▶ [MATERIAL TO PROCESS]:
-- -- --

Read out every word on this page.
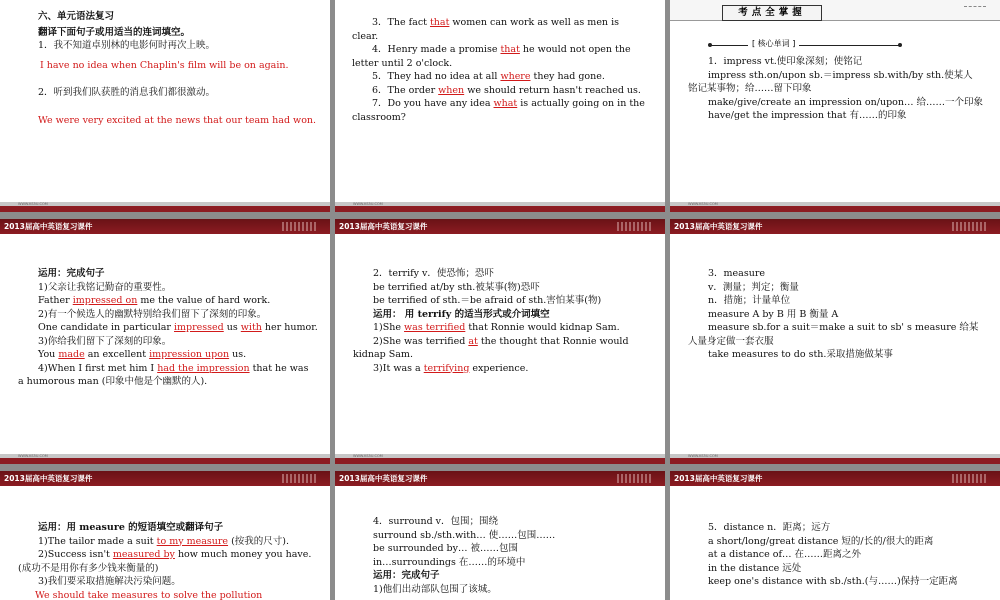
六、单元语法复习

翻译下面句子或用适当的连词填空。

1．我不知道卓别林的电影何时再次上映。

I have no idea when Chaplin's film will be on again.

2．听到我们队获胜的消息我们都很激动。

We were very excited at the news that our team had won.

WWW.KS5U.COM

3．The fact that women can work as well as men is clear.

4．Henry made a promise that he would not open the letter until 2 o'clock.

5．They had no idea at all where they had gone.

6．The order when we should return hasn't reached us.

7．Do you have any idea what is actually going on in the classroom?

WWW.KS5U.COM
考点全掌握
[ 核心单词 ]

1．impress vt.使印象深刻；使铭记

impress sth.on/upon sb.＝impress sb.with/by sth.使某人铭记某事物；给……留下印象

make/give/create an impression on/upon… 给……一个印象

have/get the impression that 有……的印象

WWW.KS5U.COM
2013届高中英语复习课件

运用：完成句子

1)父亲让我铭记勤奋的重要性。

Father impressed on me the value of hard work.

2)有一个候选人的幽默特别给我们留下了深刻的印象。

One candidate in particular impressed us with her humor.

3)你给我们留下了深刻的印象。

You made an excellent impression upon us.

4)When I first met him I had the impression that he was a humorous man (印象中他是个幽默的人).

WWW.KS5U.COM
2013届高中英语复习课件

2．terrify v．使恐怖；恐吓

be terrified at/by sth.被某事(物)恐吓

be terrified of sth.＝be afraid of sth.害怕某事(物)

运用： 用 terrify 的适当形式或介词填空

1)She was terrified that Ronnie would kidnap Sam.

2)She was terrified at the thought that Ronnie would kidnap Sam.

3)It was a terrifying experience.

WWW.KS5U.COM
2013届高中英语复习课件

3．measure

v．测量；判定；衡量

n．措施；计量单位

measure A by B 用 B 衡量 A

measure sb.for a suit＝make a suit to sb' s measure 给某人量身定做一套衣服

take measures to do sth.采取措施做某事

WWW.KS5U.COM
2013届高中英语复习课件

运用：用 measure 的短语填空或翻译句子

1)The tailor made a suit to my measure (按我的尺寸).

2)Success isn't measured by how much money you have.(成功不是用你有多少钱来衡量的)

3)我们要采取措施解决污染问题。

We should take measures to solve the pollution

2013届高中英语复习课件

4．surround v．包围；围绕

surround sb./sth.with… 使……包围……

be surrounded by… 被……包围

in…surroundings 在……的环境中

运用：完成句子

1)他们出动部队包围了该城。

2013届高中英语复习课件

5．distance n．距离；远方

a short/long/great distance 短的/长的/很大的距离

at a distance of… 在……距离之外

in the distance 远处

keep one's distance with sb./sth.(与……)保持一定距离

-- -- --

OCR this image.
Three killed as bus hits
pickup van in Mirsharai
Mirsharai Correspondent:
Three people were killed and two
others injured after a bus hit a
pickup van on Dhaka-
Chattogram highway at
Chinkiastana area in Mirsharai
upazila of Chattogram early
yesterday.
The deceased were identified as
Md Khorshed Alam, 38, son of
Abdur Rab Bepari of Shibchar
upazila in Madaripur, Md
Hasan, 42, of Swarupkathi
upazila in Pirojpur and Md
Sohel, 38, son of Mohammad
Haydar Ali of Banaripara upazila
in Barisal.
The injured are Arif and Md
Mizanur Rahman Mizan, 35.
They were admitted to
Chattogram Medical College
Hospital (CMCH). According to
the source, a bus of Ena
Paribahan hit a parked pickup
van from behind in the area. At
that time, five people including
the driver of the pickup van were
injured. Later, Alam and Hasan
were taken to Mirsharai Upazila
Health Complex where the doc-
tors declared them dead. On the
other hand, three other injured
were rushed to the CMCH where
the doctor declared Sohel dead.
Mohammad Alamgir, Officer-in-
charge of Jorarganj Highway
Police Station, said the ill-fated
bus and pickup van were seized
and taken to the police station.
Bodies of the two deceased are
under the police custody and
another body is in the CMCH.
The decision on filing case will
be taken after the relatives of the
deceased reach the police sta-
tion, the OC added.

-- -- --

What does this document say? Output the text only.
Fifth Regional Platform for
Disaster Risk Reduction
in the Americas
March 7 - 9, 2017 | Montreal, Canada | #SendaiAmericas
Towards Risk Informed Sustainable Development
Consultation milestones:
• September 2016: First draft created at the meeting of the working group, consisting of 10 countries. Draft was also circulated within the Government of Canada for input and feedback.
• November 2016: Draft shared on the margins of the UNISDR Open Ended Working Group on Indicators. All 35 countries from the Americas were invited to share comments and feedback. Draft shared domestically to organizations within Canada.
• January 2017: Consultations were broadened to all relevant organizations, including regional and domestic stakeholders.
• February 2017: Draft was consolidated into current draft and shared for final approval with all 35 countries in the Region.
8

-- -- --

The answer is one number: how many lines of the material above contain "where".

3